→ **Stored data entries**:
"""
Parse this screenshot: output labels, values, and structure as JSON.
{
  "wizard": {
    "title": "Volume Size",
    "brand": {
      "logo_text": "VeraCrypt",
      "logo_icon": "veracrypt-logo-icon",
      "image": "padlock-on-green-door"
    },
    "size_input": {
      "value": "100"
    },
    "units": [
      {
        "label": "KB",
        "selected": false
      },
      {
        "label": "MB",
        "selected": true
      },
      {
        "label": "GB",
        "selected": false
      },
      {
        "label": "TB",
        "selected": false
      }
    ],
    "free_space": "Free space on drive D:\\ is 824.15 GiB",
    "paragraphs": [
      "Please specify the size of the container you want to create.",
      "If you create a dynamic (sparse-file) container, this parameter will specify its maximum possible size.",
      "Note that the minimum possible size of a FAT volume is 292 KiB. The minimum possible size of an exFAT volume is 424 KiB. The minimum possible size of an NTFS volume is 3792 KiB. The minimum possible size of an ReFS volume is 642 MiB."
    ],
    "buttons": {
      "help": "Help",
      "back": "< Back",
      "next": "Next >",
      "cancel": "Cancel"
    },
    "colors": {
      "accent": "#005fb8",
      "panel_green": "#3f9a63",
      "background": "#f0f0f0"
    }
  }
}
"""
→ **DIRECTION**: Copy each entry exactly, with nothing added or dropped.

→ **FINAL RESULT**:
Parse this screenshot: output labels, values, and structure as JSON.
{
  "wizard": {
    "title": "Volume Size",
    "brand": {
      "logo_text": "VeraCrypt",
      "logo_icon": "veracrypt-logo-icon",
      "image": "padlock-on-green-door"
    },
    "size_input": {
      "value": "100"
    },
    "units": [
      {
        "label": "KB",
        "selected": false
      },
      {
        "label": "MB",
        "selected": true
      },
      {
        "label": "GB",
        "selected": false
      },
      {
        "label": "TB",
        "selected": false
      }
    ],
    "free_space": "Free space on drive D:\\ is 824.15 GiB",
    "paragraphs": [
      "Please specify the size of the container you want to create.",
      "If you create a dynamic (sparse-file) container, this parameter will specify its maximum possible size.",
      "Note that the minimum possible size of a FAT volume is 292 KiB. The minimum possible size of an exFAT volume is 424 KiB. The minimum possible size of an NTFS volume is 3792 KiB. The minimum possible size of an ReFS volume is 642 MiB."
    ],
    "buttons": {
      "help": "Help",
      "back": "< Back",
      "next": "Next >",
      "cancel": "Cancel"
    },
    "colors": {
      "accent": "#005fb8",
      "panel_green": "#3f9a63",
      "background": "#f0f0f0"
    }
  }
}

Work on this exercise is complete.